> **Objective**: Copy out every line exactly, passing over the pictures.

──────── Information given ────────

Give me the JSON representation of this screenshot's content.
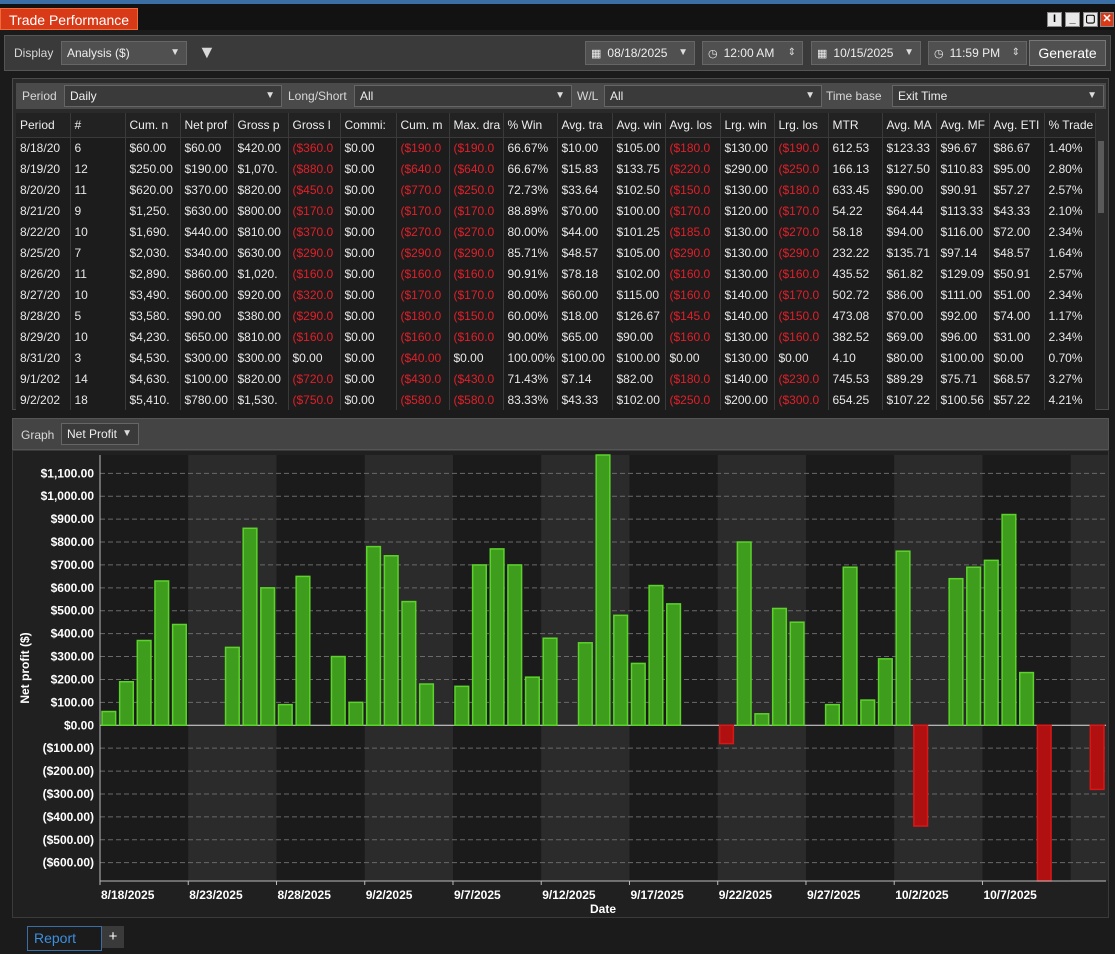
{
  "window": {
    "title": "Trade Performance"
  },
  "toolbar": {
    "display_label": "Display",
    "display_value": "Analysis ($)",
    "start_date": "08/18/2025",
    "start_time": "12:00 AM",
    "end_date": "10/15/2025",
    "end_time": "11:59 PM",
    "generate_label": "Generate"
  },
  "filters": {
    "period_label": "Period",
    "period_value": "Daily",
    "longshort_label": "Long/Short",
    "longshort_value": "All",
    "wl_label": "W/L",
    "wl_value": "All",
    "timebase_label": "Time base",
    "timebase_value": "Exit Time"
  },
  "grid": {
    "columns": [
      "Period",
      "#",
      "Cum. n",
      "Net prof",
      "Gross p",
      "Gross l",
      "Commi:",
      "Cum. m",
      "Max. dra",
      "% Win",
      "Avg. tra",
      "Avg. win",
      "Avg. los",
      "Lrg. win",
      "Lrg. los",
      "MTR",
      "Avg. MA",
      "Avg. MF",
      "Avg. ETI",
      "% Trade"
    ],
    "rows": [
      [
        "8/18/20",
        "6",
        "$60.00",
        "$60.00",
        "$420.00",
        "($360.0",
        "$0.00",
        "($190.0",
        "($190.0",
        "66.67%",
        "$10.00",
        "$105.00",
        "($180.0",
        "$130.00",
        "($190.0",
        "612.53",
        "$123.33",
        "$96.67",
        "$86.67",
        "1.40%"
      ],
      [
        "8/19/20",
        "12",
        "$250.00",
        "$190.00",
        "$1,070.",
        "($880.0",
        "$0.00",
        "($640.0",
        "($640.0",
        "66.67%",
        "$15.83",
        "$133.75",
        "($220.0",
        "$290.00",
        "($250.0",
        "166.13",
        "$127.50",
        "$110.83",
        "$95.00",
        "2.80%"
      ],
      [
        "8/20/20",
        "11",
        "$620.00",
        "$370.00",
        "$820.00",
        "($450.0",
        "$0.00",
        "($770.0",
        "($250.0",
        "72.73%",
        "$33.64",
        "$102.50",
        "($150.0",
        "$130.00",
        "($180.0",
        "633.45",
        "$90.00",
        "$90.91",
        "$57.27",
        "2.57%"
      ],
      [
        "8/21/20",
        "9",
        "$1,250.",
        "$630.00",
        "$800.00",
        "($170.0",
        "$0.00",
        "($170.0",
        "($170.0",
        "88.89%",
        "$70.00",
        "$100.00",
        "($170.0",
        "$120.00",
        "($170.0",
        "54.22",
        "$64.44",
        "$113.33",
        "$43.33",
        "2.10%"
      ],
      [
        "8/22/20",
        "10",
        "$1,690.",
        "$440.00",
        "$810.00",
        "($370.0",
        "$0.00",
        "($270.0",
        "($270.0",
        "80.00%",
        "$44.00",
        "$101.25",
        "($185.0",
        "$130.00",
        "($270.0",
        "58.18",
        "$94.00",
        "$116.00",
        "$72.00",
        "2.34%"
      ],
      [
        "8/25/20",
        "7",
        "$2,030.",
        "$340.00",
        "$630.00",
        "($290.0",
        "$0.00",
        "($290.0",
        "($290.0",
        "85.71%",
        "$48.57",
        "$105.00",
        "($290.0",
        "$130.00",
        "($290.0",
        "232.22",
        "$135.71",
        "$97.14",
        "$48.57",
        "1.64%"
      ],
      [
        "8/26/20",
        "11",
        "$2,890.",
        "$860.00",
        "$1,020.",
        "($160.0",
        "$0.00",
        "($160.0",
        "($160.0",
        "90.91%",
        "$78.18",
        "$102.00",
        "($160.0",
        "$130.00",
        "($160.0",
        "435.52",
        "$61.82",
        "$129.09",
        "$50.91",
        "2.57%"
      ],
      [
        "8/27/20",
        "10",
        "$3,490.",
        "$600.00",
        "$920.00",
        "($320.0",
        "$0.00",
        "($170.0",
        "($170.0",
        "80.00%",
        "$60.00",
        "$115.00",
        "($160.0",
        "$140.00",
        "($170.0",
        "502.72",
        "$86.00",
        "$111.00",
        "$51.00",
        "2.34%"
      ],
      [
        "8/28/20",
        "5",
        "$3,580.",
        "$90.00",
        "$380.00",
        "($290.0",
        "$0.00",
        "($180.0",
        "($150.0",
        "60.00%",
        "$18.00",
        "$126.67",
        "($145.0",
        "$140.00",
        "($150.0",
        "473.08",
        "$70.00",
        "$92.00",
        "$74.00",
        "1.17%"
      ],
      [
        "8/29/20",
        "10",
        "$4,230.",
        "$650.00",
        "$810.00",
        "($160.0",
        "$0.00",
        "($160.0",
        "($160.0",
        "90.00%",
        "$65.00",
        "$90.00",
        "($160.0",
        "$130.00",
        "($160.0",
        "382.52",
        "$69.00",
        "$96.00",
        "$31.00",
        "2.34%"
      ],
      [
        "8/31/20",
        "3",
        "$4,530.",
        "$300.00",
        "$300.00",
        "$0.00",
        "$0.00",
        "($40.00",
        "$0.00",
        "100.00%",
        "$100.00",
        "$100.00",
        "$0.00",
        "$130.00",
        "$0.00",
        "4.10",
        "$80.00",
        "$100.00",
        "$0.00",
        "0.70%"
      ],
      [
        "9/1/202",
        "14",
        "$4,630.",
        "$100.00",
        "$820.00",
        "($720.0",
        "$0.00",
        "($430.0",
        "($430.0",
        "71.43%",
        "$7.14",
        "$82.00",
        "($180.0",
        "$140.00",
        "($230.0",
        "745.53",
        "$89.29",
        "$75.71",
        "$68.57",
        "3.27%"
      ],
      [
        "9/2/202",
        "18",
        "$5,410.",
        "$780.00",
        "$1,530.",
        "($750.0",
        "$0.00",
        "($580.0",
        "($580.0",
        "83.33%",
        "$43.33",
        "$102.00",
        "($250.0",
        "$200.00",
        "($300.0",
        "654.25",
        "$107.22",
        "$100.56",
        "$57.22",
        "4.21%"
      ]
    ]
  },
  "graph": {
    "label": "Graph",
    "selection": "Net Profit"
  },
  "chart_data": {
    "type": "bar",
    "title": "",
    "xlabel": "Date",
    "ylabel": "Net profit ($)",
    "ylim": [
      -680,
      1180
    ],
    "y_ticks": [
      "$1,100.00",
      "$1,000.00",
      "$900.00",
      "$800.00",
      "$700.00",
      "$600.00",
      "$500.00",
      "$400.00",
      "$300.00",
      "$200.00",
      "$100.00",
      "$0.00",
      "($100.00)",
      "($200.00)",
      "($300.00)",
      "($400.00)",
      "($500.00)",
      "($600.00)"
    ],
    "x_tick_labels": [
      "8/18/2025",
      "8/23/2025",
      "8/28/2025",
      "9/2/2025",
      "9/7/2025",
      "9/12/2025",
      "9/17/2025",
      "9/22/2025",
      "9/27/2025",
      "10/2/2025",
      "10/7/2025"
    ],
    "x_start": "2025-08-18",
    "grid": true,
    "shaded_bands": true,
    "values": [
      60,
      190,
      370,
      630,
      440,
      null,
      null,
      340,
      860,
      600,
      90,
      650,
      null,
      300,
      100,
      780,
      740,
      540,
      180,
      null,
      170,
      700,
      770,
      700,
      210,
      380,
      null,
      360,
      1180,
      480,
      270,
      610,
      530,
      null,
      null,
      -80,
      800,
      50,
      510,
      450,
      null,
      90,
      690,
      110,
      290,
      760,
      -440,
      null,
      640,
      690,
      720,
      920,
      230,
      -680,
      null,
      null,
      -280
    ],
    "colors": {
      "positive": "#5bd32a",
      "negative": "#d81818"
    }
  },
  "tabs": {
    "report_label": "Report",
    "add_label": "+"
  }
}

────────

> **Task response**:
Give me the JSON representation of this screenshot's content.
{
  "window": {
    "title": "Trade Performance"
  },
  "toolbar": {
    "display_label": "Display",
    "display_value": "Analysis ($)",
    "start_date": "08/18/2025",
    "start_time": "12:00 AM",
    "end_date": "10/15/2025",
    "end_time": "11:59 PM",
    "generate_label": "Generate"
  },
  "filters": {
    "period_label": "Period",
    "period_value": "Daily",
    "longshort_label": "Long/Short",
    "longshort_value": "All",
    "wl_label": "W/L",
    "wl_value": "All",
    "timebase_label": "Time base",
    "timebase_value": "Exit Time"
  },
  "grid": {
    "columns": [
      "Period",
      "#",
      "Cum. n",
      "Net prof",
      "Gross p",
      "Gross l",
      "Commi:",
      "Cum. m",
      "Max. dra",
      "% Win",
      "Avg. tra",
      "Avg. win",
      "Avg. los",
      "Lrg. win",
      "Lrg. los",
      "MTR",
      "Avg. MA",
      "Avg. MF",
      "Avg. ETI",
      "% Trade"
    ],
    "rows": [
      [
        "8/18/20",
        "6",
        "$60.00",
        "$60.00",
        "$420.00",
        "($360.0",
        "$0.00",
        "($190.0",
        "($190.0",
        "66.67%",
        "$10.00",
        "$105.00",
        "($180.0",
        "$130.00",
        "($190.0",
        "612.53",
        "$123.33",
        "$96.67",
        "$86.67",
        "1.40%"
      ],
      [
        "8/19/20",
        "12",
        "$250.00",
        "$190.00",
        "$1,070.",
        "($880.0",
        "$0.00",
        "($640.0",
        "($640.0",
        "66.67%",
        "$15.83",
        "$133.75",
        "($220.0",
        "$290.00",
        "($250.0",
        "166.13",
        "$127.50",
        "$110.83",
        "$95.00",
        "2.80%"
      ],
      [
        "8/20/20",
        "11",
        "$620.00",
        "$370.00",
        "$820.00",
        "($450.0",
        "$0.00",
        "($770.0",
        "($250.0",
        "72.73%",
        "$33.64",
        "$102.50",
        "($150.0",
        "$130.00",
        "($180.0",
        "633.45",
        "$90.00",
        "$90.91",
        "$57.27",
        "2.57%"
      ],
      [
        "8/21/20",
        "9",
        "$1,250.",
        "$630.00",
        "$800.00",
        "($170.0",
        "$0.00",
        "($170.0",
        "($170.0",
        "88.89%",
        "$70.00",
        "$100.00",
        "($170.0",
        "$120.00",
        "($170.0",
        "54.22",
        "$64.44",
        "$113.33",
        "$43.33",
        "2.10%"
      ],
      [
        "8/22/20",
        "10",
        "$1,690.",
        "$440.00",
        "$810.00",
        "($370.0",
        "$0.00",
        "($270.0",
        "($270.0",
        "80.00%",
        "$44.00",
        "$101.25",
        "($185.0",
        "$130.00",
        "($270.0",
        "58.18",
        "$94.00",
        "$116.00",
        "$72.00",
        "2.34%"
      ],
      [
        "8/25/20",
        "7",
        "$2,030.",
        "$340.00",
        "$630.00",
        "($290.0",
        "$0.00",
        "($290.0",
        "($290.0",
        "85.71%",
        "$48.57",
        "$105.00",
        "($290.0",
        "$130.00",
        "($290.0",
        "232.22",
        "$135.71",
        "$97.14",
        "$48.57",
        "1.64%"
      ],
      [
        "8/26/20",
        "11",
        "$2,890.",
        "$860.00",
        "$1,020.",
        "($160.0",
        "$0.00",
        "($160.0",
        "($160.0",
        "90.91%",
        "$78.18",
        "$102.00",
        "($160.0",
        "$130.00",
        "($160.0",
        "435.52",
        "$61.82",
        "$129.09",
        "$50.91",
        "2.57%"
      ],
      [
        "8/27/20",
        "10",
        "$3,490.",
        "$600.00",
        "$920.00",
        "($320.0",
        "$0.00",
        "($170.0",
        "($170.0",
        "80.00%",
        "$60.00",
        "$115.00",
        "($160.0",
        "$140.00",
        "($170.0",
        "502.72",
        "$86.00",
        "$111.00",
        "$51.00",
        "2.34%"
      ],
      [
        "8/28/20",
        "5",
        "$3,580.",
        "$90.00",
        "$380.00",
        "($290.0",
        "$0.00",
        "($180.0",
        "($150.0",
        "60.00%",
        "$18.00",
        "$126.67",
        "($145.0",
        "$140.00",
        "($150.0",
        "473.08",
        "$70.00",
        "$92.00",
        "$74.00",
        "1.17%"
      ],
      [
        "8/29/20",
        "10",
        "$4,230.",
        "$650.00",
        "$810.00",
        "($160.0",
        "$0.00",
        "($160.0",
        "($160.0",
        "90.00%",
        "$65.00",
        "$90.00",
        "($160.0",
        "$130.00",
        "($160.0",
        "382.52",
        "$69.00",
        "$96.00",
        "$31.00",
        "2.34%"
      ],
      [
        "8/31/20",
        "3",
        "$4,530.",
        "$300.00",
        "$300.00",
        "$0.00",
        "$0.00",
        "($40.00",
        "$0.00",
        "100.00%",
        "$100.00",
        "$100.00",
        "$0.00",
        "$130.00",
        "$0.00",
        "4.10",
        "$80.00",
        "$100.00",
        "$0.00",
        "0.70%"
      ],
      [
        "9/1/202",
        "14",
        "$4,630.",
        "$100.00",
        "$820.00",
        "($720.0",
        "$0.00",
        "($430.0",
        "($430.0",
        "71.43%",
        "$7.14",
        "$82.00",
        "($180.0",
        "$140.00",
        "($230.0",
        "745.53",
        "$89.29",
        "$75.71",
        "$68.57",
        "3.27%"
      ],
      [
        "9/2/202",
        "18",
        "$5,410.",
        "$780.00",
        "$1,530.",
        "($750.0",
        "$0.00",
        "($580.0",
        "($580.0",
        "83.33%",
        "$43.33",
        "$102.00",
        "($250.0",
        "$200.00",
        "($300.0",
        "654.25",
        "$107.22",
        "$100.56",
        "$57.22",
        "4.21%"
      ]
    ]
  },
  "graph": {
    "label": "Graph",
    "selection": "Net Profit"
  },
  "chart_data": {
    "type": "bar",
    "title": "",
    "xlabel": "Date",
    "ylabel": "Net profit ($)",
    "ylim": [
      -680,
      1180
    ],
    "y_ticks": [
      "$1,100.00",
      "$1,000.00",
      "$900.00",
      "$800.00",
      "$700.00",
      "$600.00",
      "$500.00",
      "$400.00",
      "$300.00",
      "$200.00",
      "$100.00",
      "$0.00",
      "($100.00)",
      "($200.00)",
      "($300.00)",
      "($400.00)",
      "($500.00)",
      "($600.00)"
    ],
    "x_tick_labels": [
      "8/18/2025",
      "8/23/2025",
      "8/28/2025",
      "9/2/2025",
      "9/7/2025",
      "9/12/2025",
      "9/17/2025",
      "9/22/2025",
      "9/27/2025",
      "10/2/2025",
      "10/7/2025"
    ],
    "x_start": "2025-08-18",
    "grid": true,
    "shaded_bands": true,
    "values": [
      60,
      190,
      370,
      630,
      440,
      null,
      null,
      340,
      860,
      600,
      90,
      650,
      null,
      300,
      100,
      780,
      740,
      540,
      180,
      null,
      170,
      700,
      770,
      700,
      210,
      380,
      null,
      360,
      1180,
      480,
      270,
      610,
      530,
      null,
      null,
      -80,
      800,
      50,
      510,
      450,
      null,
      90,
      690,
      110,
      290,
      760,
      -440,
      null,
      640,
      690,
      720,
      920,
      230,
      -680,
      null,
      null,
      -280
    ],
    "colors": {
      "positive": "#5bd32a",
      "negative": "#d81818"
    }
  },
  "tabs": {
    "report_label": "Report",
    "add_label": "+"
  }
}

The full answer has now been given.